[GOAL OF THE EXERCISE]
Starting with the line that contains "y-tick-label: 5 — [45, 131, 54, 150]" and going on through the line that contains "y-axis-title: Level of", swap "Agreement" for "Support" and write out only those lines, with everything else left unchanged.

[INPUT MATERIAL]
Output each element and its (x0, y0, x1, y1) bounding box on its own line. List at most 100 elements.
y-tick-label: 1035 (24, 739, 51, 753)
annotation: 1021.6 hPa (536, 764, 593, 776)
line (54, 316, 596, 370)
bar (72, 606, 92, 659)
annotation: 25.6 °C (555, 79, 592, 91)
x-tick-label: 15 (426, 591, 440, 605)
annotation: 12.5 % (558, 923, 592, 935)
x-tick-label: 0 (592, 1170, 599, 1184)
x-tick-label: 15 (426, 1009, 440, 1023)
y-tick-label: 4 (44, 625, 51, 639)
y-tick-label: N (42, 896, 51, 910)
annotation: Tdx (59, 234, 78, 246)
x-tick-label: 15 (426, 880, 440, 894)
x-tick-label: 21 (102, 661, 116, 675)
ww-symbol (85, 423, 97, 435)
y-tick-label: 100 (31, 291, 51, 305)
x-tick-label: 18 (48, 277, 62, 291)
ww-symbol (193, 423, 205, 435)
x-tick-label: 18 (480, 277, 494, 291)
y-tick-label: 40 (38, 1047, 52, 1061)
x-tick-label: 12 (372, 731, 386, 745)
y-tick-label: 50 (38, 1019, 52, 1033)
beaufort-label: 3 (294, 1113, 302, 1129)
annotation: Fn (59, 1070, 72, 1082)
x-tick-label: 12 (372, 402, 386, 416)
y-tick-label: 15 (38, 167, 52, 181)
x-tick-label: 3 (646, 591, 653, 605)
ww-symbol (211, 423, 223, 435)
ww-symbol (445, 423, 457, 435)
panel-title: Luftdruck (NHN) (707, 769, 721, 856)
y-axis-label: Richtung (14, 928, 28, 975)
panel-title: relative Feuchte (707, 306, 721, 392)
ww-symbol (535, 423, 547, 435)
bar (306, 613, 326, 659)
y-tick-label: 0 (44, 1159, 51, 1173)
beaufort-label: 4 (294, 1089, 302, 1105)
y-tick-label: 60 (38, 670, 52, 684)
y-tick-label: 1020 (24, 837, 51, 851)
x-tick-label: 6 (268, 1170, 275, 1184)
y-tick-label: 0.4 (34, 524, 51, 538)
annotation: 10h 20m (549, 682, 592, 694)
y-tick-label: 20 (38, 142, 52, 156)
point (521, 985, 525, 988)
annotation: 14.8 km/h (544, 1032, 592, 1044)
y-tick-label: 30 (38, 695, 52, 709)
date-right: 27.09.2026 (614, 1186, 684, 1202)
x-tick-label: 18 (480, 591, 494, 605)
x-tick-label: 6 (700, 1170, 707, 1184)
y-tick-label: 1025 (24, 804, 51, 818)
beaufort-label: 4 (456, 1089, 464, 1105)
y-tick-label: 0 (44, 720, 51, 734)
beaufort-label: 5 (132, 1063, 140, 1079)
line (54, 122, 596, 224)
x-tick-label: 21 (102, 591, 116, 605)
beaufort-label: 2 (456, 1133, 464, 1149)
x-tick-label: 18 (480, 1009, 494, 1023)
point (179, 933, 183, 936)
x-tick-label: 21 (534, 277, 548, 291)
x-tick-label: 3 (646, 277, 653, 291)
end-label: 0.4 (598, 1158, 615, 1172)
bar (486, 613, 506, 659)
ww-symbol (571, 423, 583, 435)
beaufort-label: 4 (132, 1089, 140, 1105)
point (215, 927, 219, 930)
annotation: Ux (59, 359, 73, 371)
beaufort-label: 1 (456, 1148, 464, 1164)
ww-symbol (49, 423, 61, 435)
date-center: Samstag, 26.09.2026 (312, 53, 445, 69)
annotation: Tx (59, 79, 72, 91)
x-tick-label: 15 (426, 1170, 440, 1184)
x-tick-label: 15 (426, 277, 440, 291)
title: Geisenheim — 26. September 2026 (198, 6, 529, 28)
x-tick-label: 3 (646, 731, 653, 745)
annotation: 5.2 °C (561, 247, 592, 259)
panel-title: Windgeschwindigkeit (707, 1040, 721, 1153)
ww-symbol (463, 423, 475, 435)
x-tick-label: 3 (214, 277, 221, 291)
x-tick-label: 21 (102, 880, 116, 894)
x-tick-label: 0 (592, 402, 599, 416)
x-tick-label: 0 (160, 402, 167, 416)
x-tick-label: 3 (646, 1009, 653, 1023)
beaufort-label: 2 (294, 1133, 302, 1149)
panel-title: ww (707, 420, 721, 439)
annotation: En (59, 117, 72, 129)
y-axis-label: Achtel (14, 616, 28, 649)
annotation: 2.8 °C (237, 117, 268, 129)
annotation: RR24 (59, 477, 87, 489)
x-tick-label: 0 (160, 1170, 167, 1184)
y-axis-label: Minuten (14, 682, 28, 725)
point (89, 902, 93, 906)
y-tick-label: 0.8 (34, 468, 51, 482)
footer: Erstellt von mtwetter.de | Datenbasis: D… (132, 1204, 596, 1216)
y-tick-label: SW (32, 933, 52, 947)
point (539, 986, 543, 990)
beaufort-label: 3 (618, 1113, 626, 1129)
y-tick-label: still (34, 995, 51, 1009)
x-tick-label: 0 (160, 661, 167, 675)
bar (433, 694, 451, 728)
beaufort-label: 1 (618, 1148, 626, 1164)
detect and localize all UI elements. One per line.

--

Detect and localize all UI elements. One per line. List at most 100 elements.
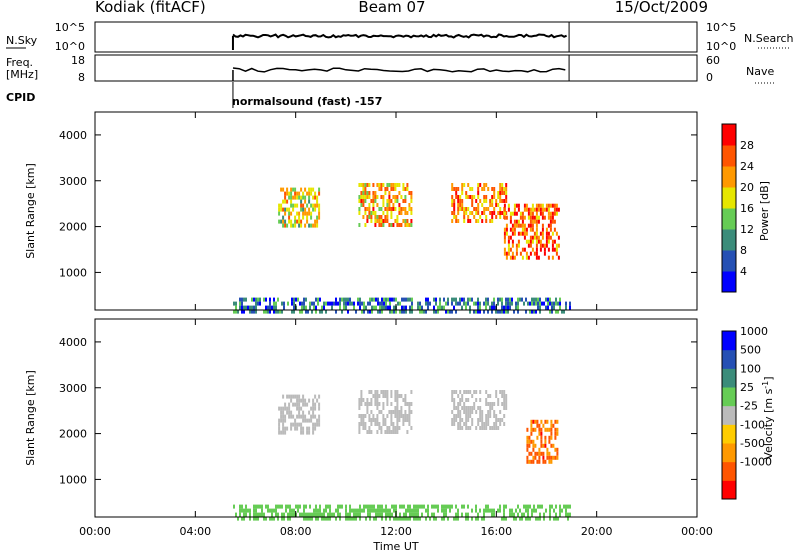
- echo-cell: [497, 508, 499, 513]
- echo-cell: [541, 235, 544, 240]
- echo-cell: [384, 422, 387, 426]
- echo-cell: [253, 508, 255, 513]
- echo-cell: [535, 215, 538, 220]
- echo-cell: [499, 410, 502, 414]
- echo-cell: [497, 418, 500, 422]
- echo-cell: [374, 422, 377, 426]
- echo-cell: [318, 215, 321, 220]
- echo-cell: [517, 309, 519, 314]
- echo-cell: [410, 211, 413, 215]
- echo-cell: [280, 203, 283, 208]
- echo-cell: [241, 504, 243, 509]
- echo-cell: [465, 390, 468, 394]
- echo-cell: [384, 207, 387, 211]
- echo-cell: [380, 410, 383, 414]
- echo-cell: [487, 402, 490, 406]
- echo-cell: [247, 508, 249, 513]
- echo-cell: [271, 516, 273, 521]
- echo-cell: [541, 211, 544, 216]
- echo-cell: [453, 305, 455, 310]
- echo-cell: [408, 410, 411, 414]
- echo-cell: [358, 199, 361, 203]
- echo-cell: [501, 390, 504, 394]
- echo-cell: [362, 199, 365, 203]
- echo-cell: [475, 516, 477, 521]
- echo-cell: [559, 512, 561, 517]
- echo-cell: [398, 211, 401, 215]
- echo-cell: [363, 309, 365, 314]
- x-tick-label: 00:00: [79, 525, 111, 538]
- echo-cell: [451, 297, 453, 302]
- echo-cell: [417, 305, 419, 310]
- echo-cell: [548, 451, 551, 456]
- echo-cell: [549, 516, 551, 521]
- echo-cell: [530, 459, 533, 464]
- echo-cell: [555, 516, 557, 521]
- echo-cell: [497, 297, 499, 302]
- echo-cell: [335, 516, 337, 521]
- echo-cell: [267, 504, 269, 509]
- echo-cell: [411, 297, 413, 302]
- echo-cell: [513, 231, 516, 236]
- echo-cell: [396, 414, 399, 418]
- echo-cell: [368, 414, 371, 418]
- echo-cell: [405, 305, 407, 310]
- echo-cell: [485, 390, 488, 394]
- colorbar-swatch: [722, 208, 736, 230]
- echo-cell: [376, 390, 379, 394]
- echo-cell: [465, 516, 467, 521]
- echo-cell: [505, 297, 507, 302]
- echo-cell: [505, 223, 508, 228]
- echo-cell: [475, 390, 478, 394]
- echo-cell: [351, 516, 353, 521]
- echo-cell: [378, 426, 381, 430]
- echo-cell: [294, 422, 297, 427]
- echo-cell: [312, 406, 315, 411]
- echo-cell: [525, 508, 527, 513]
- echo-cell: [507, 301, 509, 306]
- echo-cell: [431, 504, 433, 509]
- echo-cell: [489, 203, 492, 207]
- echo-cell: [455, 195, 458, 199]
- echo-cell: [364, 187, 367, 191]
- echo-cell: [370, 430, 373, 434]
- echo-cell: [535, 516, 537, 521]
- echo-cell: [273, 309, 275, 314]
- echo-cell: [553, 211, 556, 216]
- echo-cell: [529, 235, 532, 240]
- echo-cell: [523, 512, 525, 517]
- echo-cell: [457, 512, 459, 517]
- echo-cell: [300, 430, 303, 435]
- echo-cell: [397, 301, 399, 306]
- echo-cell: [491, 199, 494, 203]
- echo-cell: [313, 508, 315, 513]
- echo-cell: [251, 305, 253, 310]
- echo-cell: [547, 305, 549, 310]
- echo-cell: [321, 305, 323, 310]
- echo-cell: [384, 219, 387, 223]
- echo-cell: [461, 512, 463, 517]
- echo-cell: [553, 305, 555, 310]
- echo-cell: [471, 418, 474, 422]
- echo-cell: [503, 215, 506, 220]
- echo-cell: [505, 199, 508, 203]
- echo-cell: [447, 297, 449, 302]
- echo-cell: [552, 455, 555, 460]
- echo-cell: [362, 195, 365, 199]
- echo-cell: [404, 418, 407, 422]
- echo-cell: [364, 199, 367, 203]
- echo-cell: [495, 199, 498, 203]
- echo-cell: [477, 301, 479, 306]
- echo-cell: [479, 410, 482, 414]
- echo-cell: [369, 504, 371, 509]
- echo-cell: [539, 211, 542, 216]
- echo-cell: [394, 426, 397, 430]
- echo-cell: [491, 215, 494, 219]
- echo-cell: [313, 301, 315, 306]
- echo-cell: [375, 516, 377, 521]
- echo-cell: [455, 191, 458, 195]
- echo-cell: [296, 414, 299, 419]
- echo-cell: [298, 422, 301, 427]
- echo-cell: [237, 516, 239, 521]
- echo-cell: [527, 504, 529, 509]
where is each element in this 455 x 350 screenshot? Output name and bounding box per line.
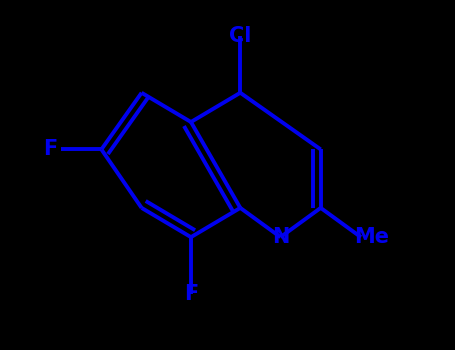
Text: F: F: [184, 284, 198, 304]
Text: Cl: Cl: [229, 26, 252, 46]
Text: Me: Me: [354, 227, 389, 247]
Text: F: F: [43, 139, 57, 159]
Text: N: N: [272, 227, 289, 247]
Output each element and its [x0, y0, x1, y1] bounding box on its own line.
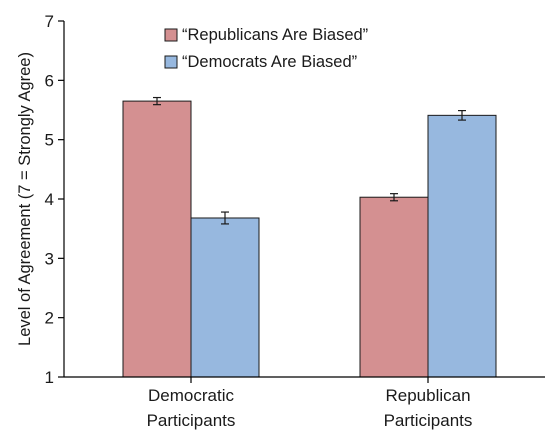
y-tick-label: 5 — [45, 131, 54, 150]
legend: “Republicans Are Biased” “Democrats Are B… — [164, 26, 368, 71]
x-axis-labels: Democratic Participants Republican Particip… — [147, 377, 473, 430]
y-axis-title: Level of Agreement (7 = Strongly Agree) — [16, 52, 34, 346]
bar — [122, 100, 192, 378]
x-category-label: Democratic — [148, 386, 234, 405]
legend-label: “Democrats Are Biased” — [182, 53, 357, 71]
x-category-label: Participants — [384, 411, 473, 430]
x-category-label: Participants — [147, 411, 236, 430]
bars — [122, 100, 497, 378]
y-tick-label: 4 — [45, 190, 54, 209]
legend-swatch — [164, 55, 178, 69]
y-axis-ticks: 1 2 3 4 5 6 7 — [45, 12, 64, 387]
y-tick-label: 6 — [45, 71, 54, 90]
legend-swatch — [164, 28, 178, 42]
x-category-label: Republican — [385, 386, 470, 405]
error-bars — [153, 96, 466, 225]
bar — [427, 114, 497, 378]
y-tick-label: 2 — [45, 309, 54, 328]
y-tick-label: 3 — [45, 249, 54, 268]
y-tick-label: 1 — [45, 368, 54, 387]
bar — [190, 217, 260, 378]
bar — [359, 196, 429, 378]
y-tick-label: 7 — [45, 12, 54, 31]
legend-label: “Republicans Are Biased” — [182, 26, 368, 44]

[RESPONSE TO THE EXERCISE]
y-tick-label: 5 — [45, 131, 54, 150]
legend: “Republicans Are Biased” “Democrats Are B… — [164, 26, 368, 71]
x-axis-labels: Democratic Participants Republican Particip… — [147, 377, 473, 430]
y-axis-title: Level of Support (7 = Strongly Agree) — [16, 52, 34, 346]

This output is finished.